• EXERCISE: Write out the entire listing below exactly as it appears, minus any pictures.

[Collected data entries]
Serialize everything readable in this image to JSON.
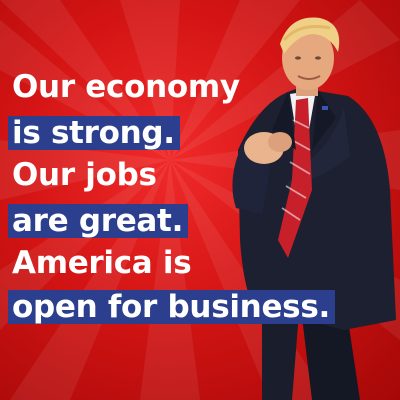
{
  "poster": {
    "lines": [
      {
        "text": "Our economy",
        "highlight": false
      },
      {
        "text": "is strong.",
        "highlight": true
      },
      {
        "text": "Our jobs",
        "highlight": false
      },
      {
        "text": "are great.",
        "highlight": true
      },
      {
        "text": "America is",
        "highlight": false
      },
      {
        "text": "open for business.",
        "highlight": true
      }
    ],
    "colors": {
      "background": "#d41414",
      "highlight": "#2c3f8f",
      "text": "#ffffff"
    }
  }
}
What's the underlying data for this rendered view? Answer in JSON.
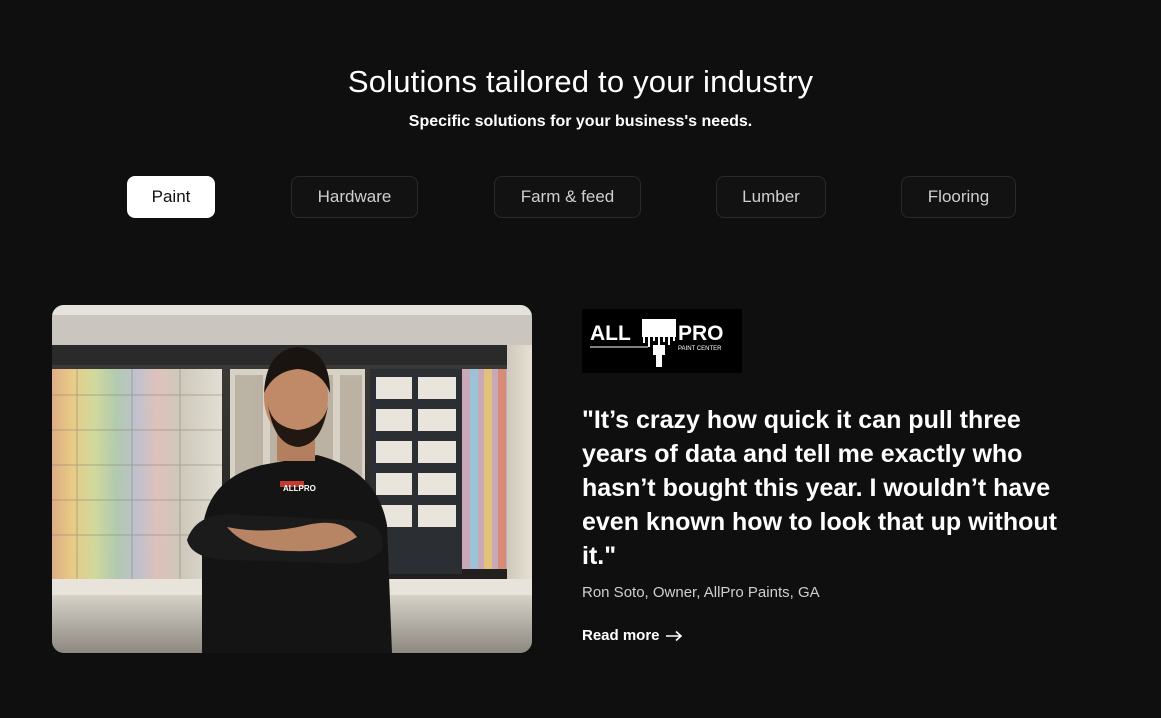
{
  "section": {
    "title": "Solutions tailored to your industry",
    "subtitle": "Specific solutions for your business's needs."
  },
  "tabs": [
    {
      "label": "Paint",
      "active": true
    },
    {
      "label": "Hardware",
      "active": false
    },
    {
      "label": "Farm & feed",
      "active": false
    },
    {
      "label": "Lumber",
      "active": false
    },
    {
      "label": "Flooring",
      "active": false
    }
  ],
  "testimonial": {
    "photo": {
      "shirt_logo": "ALLPRO"
    },
    "logo": {
      "brand_left": "ALL",
      "brand_right": "PRO",
      "tagline": "PAINT CENTER"
    },
    "quote": "\"It’s crazy how quick it can pull three years of data and tell me exactly who hasn’t bought this year. I wouldn’t have even known how to look that up without it.\"",
    "attribution": "Ron Soto, Owner, AllPro Paints, GA",
    "read_more": "Read more",
    "read_more_icon": "arrow-right-icon"
  },
  "colors": {
    "background": "#0f0f10",
    "active_tab_bg": "#ffffff",
    "tab_border": "#2a2a2c",
    "text": "#ffffff",
    "muted_text": "#cfcfd2"
  }
}
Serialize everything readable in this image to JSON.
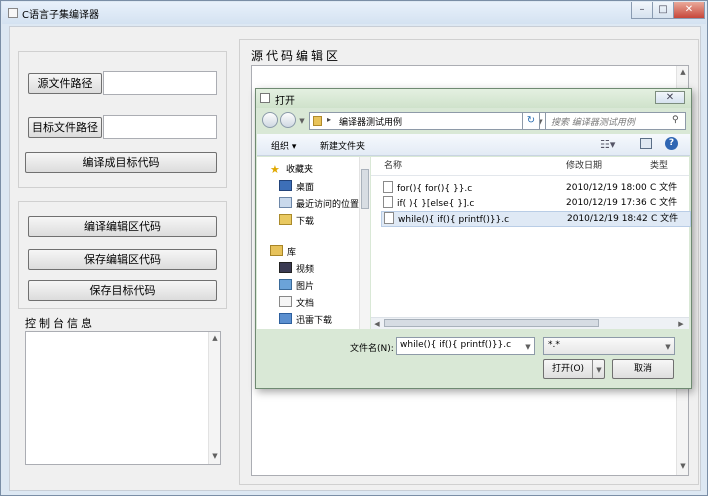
{
  "window": {
    "title": "C语言子集编译器"
  },
  "left_panel": {
    "source_path_button": "源文件路径",
    "source_path_value": "",
    "target_path_button": "目标文件路径",
    "target_path_value": "",
    "compile_to_target_button": "编译成目标代码",
    "compile_editor_button": "编译编辑区代码",
    "save_editor_button": "保存编辑区代码",
    "save_target_button": "保存目标代码",
    "console_label": "控制台信息",
    "console_text": ""
  },
  "editor": {
    "label": "源代码编辑区",
    "content": ""
  },
  "open_dialog": {
    "title": "打开",
    "address_crumb": "编译器测试用例",
    "search_placeholder": "搜索 编译器测试用例",
    "toolbar": {
      "organize": "组织 ▾",
      "new_folder": "新建文件夹"
    },
    "nav_items": [
      {
        "label": "收藏夹",
        "icon": "star-icon"
      },
      {
        "label": "桌面",
        "icon": "desktop-icon"
      },
      {
        "label": "最近访问的位置",
        "icon": "recent-places-icon"
      },
      {
        "label": "下载",
        "icon": "download-folder-icon"
      },
      {
        "label": "库",
        "icon": "library-icon"
      },
      {
        "label": "视频",
        "icon": "video-icon"
      },
      {
        "label": "图片",
        "icon": "picture-icon"
      },
      {
        "label": "文档",
        "icon": "document-icon"
      },
      {
        "label": "迅雷下载",
        "icon": "thunder-download-icon"
      }
    ],
    "columns": {
      "name": "名称",
      "modified": "修改日期",
      "type": "类型"
    },
    "files": [
      {
        "name": "for(){ for(){ }}.c",
        "modified": "2010/12/19 18:00",
        "type": "C 文件"
      },
      {
        "name": "if( ){ }[else{ }].c",
        "modified": "2010/12/19 17:36",
        "type": "C 文件"
      },
      {
        "name": "while(){ if(){ printf()}}.c",
        "modified": "2010/12/19 18:42",
        "type": "C 文件"
      }
    ],
    "selected_index": 2,
    "filename_label": "文件名(N):",
    "filename_value": "while(){ if(){ printf()}}.c",
    "filter_value": "*.*",
    "open_button": "打开(O)",
    "cancel_button": "取消"
  },
  "colors": {
    "accent": "#3b6ea5",
    "selection": "#dfe9f5",
    "dialog_frame": "#d9e8d6"
  }
}
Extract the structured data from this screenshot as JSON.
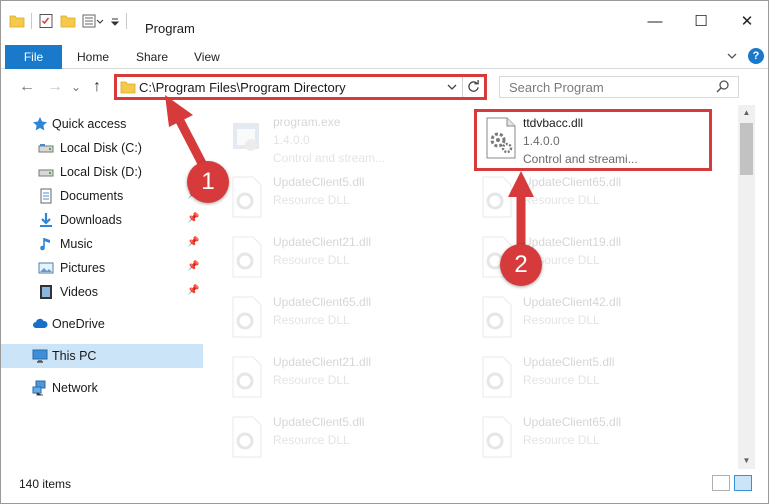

• ANSWER FOR THIS EXERCISE:
Serialize everything readable in this image to JSON.
{
  "poster": {
    "lines": [
      {
        "text": "Our economy",
        "highlight": false
      },
      {
        "text": "is strong.",
        "highlight": true
      },
      {
        "text": "Our jobs",
        "highlight": false
      },
      {
        "text": "are great.",
        "highlight": true
      },
      {
        "text": "America is",
        "highlight": false
      },
      {
        "text": "open for business.",
        "highlight": true
      }
    ],
    "colors": {
      "background": "#d41414",
      "highlight": "#2c3f8f",
      "text": "#ffffff"
    }
  }
}
What's the underlying data for this rendered view? Answer in JSON.
{
  "section": {
    "title": "Solutions tailored to your industry",
    "subtitle": "Specific solutions for your business's needs."
  },
  "tabs": [
    {
      "label": "Paint",
      "active": true
    },
    {
      "label": "Hardware",
      "active": false
    },
    {
      "label": "Farm & feed",
      "active": false
    },
    {
      "label": "Lumber",
      "active": false
    },
    {
      "label": "Flooring",
      "active": false
    }
  ],
  "testimonial": {
    "photo": {
      "shirt_logo": "ALLPRO"
    },
    "logo": {
      "brand_left": "ALL",
      "brand_right": "PRO",
      "tagline": "PAINT CENTER"
    },
    "quote": "\"It’s crazy how quick it can pull three years of data and tell me exactly who hasn’t bought this year. I wouldn’t have even known how to look that up without it.\"",
    "attribution": "Ron Soto, Owner, AllPro Paints, GA",
    "read_more": "Read more",
    "read_more_icon": "arrow-right-icon"
  },
  "colors": {
    "background": "#0f0f10",
    "active_tab_bg": "#ffffff",
    "tab_border": "#2a2a2c",
    "text": "#ffffff",
    "muted_text": "#cfcfd2"
  }
}
Serialize everything readable in this image to JSON.
{
  "window": {
    "title": "C语言子集编译器"
  },
  "left_panel": {
    "source_path_button": "源文件路径",
    "source_path_value": "",
    "target_path_button": "目标文件路径",
    "target_path_value": "",
    "compile_to_target_button": "编译成目标代码",
    "compile_editor_button": "编译编辑区代码",
    "save_editor_button": "保存编辑区代码",
    "save_target_button": "保存目标代码",
    "console_label": "控制台信息",
    "console_text": ""
  },
  "editor": {
    "label": "源代码编辑区",
    "content": ""
  },
  "open_dialog": {
    "title": "打开",
    "address_crumb": "编译器测试用例",
    "search_placeholder": "搜索 编译器测试用例",
    "toolbar": {
      "organize": "组织 ▾",
      "new_folder": "新建文件夹"
    },
    "nav_items": [
      {
        "label": "收藏夹",
        "icon": "star-icon"
      },
      {
        "label": "桌面",
        "icon": "desktop-icon"
      },
      {
        "label": "最近访问的位置",
        "icon": "recent-places-icon"
      },
      {
        "label": "下载",
        "icon": "download-folder-icon"
      },
      {
        "label": "库",
        "icon": "library-icon"
      },
      {
        "label": "视频",
        "icon": "video-icon"
      },
      {
        "label": "图片",
        "icon": "picture-icon"
      },
      {
        "label": "文档",
        "icon": "document-icon"
      },
      {
        "label": "迅雷下载",
        "icon": "thunder-download-icon"
      }
    ],
    "columns": {
      "name": "名称",
      "modified": "修改日期",
      "type": "类型"
    },
    "files": [
      {
        "name": "for(){ for(){ }}.c",
        "modified": "2010/12/19 18:00",
        "type": "C 文件"
      },
      {
        "name": "if( ){ }[else{ }].c",
        "modified": "2010/12/19 17:36",
        "type": "C 文件"
      },
      {
        "name": "while(){ if(){ printf()}}.c",
        "modified": "2010/12/19 18:42",
        "type": "C 文件"
      }
    ],
    "selected_index": 2,
    "filename_label": "文件名(N):",
    "filename_value": "while(){ if(){ printf()}}.c",
    "filter_value": "*.*",
    "open_button": "打开(O)",
    "cancel_button": "取消"
  },
  "colors": {
    "accent": "#3b6ea5",
    "selection": "#dfe9f5",
    "dialog_frame": "#d9e8d6"
  }
}
Extract the structured data from this screenshot as JSON.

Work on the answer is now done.